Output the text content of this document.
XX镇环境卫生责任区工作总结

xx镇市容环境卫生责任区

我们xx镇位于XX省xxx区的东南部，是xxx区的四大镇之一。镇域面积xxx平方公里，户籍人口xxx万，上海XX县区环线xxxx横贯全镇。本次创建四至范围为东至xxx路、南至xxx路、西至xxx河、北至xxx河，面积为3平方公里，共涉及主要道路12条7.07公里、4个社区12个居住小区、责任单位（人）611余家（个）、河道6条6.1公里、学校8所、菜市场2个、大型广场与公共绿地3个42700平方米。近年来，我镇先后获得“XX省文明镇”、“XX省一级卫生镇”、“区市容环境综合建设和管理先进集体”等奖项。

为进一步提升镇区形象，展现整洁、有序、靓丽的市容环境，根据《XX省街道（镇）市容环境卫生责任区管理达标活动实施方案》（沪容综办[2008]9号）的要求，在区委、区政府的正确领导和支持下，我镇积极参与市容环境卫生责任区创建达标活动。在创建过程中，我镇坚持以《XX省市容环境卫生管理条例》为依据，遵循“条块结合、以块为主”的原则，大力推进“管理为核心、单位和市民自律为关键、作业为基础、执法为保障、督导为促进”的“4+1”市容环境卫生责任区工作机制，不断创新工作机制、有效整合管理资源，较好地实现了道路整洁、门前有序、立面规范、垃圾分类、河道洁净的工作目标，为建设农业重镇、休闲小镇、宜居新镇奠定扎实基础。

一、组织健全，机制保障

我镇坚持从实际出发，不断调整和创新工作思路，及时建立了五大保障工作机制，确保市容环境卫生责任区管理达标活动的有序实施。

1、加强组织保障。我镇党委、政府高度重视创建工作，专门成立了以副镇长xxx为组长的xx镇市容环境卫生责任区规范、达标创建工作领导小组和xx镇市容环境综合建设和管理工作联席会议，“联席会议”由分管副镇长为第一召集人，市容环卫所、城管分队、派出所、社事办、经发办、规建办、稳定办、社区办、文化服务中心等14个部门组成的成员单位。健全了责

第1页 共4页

| Exercise objective |
Reproduce the material above without altering a single character.

| Written solution |
Output the text content of this document.
XX镇环境卫生责任区工作总结

xx镇市容环境卫生责任区

我们xx镇位于XX省xxx区的东南部，是xxx区的四大镇之一。镇域面积xxx平方公里，户籍人口xxx万，上海XX县区环线xxxx横贯全镇。本次创建四至范围为东至xxx路、南至xxx路、西至xxx河、北至xxx河，面积为3平方公里，共涉及主要道路12条7.07公里、4个社区12个居住小区、责任单位（人）611余家（个）、河道6条6.1公里、学校8所、菜市场2个、大型广场与公共绿地3个42700平方米。近年来，我镇先后获得“XX省文明镇”、“XX省一级卫生镇”、“区市容环境综合建设和管理先进集体”等奖项。

为进一步提升镇区形象，展现整洁、有序、靓丽的市容环境，根据《XX省街道（镇）市容环境卫生责任区管理达标活动实施方案》（沪容综办[2008]9号）的要求，在区委、区政府的正确领导和支持下，我镇积极参与市容环境卫生责任区创建达标活动。在创建过程中，我镇坚持以《XX省市容环境卫生管理条例》为依据，遵循“条块结合、以块为主”的原则，大力推进“管理为核心、单位和市民自律为关键、作业为基础、执法为保障、督导为促进”的“4+1”市容环境卫生责任区工作机制，不断创新工作机制、有效整合管理资源，较好地实现了道路整洁、门前有序、立面规范、垃圾分类、河道洁净的工作目标，为建设农业重镇、休闲小镇、宜居新镇奠定扎实基础。

一、组织健全，机制保障

我镇坚持从实际出发，不断调整和创新工作思路，及时建立了五大保障工作机制，确保市容环境卫生责任区管理达标活动的有序实施。

1、加强组织保障。我镇党委、政府高度重视创建工作，专门成立了以副镇长xxx为组长的xx镇市容环境卫生责任区规范、达标创建工作领导小组和xx镇市容环境综合建设和管理工作联席会议，“联席会议”由分管副镇长为第一召集人，市容环卫所、城管分队、派出所、社事办、经发办、规建办、稳定办、社区办、文化服务中心等14个部门组成的成员单位。健全了责

第1页 共4页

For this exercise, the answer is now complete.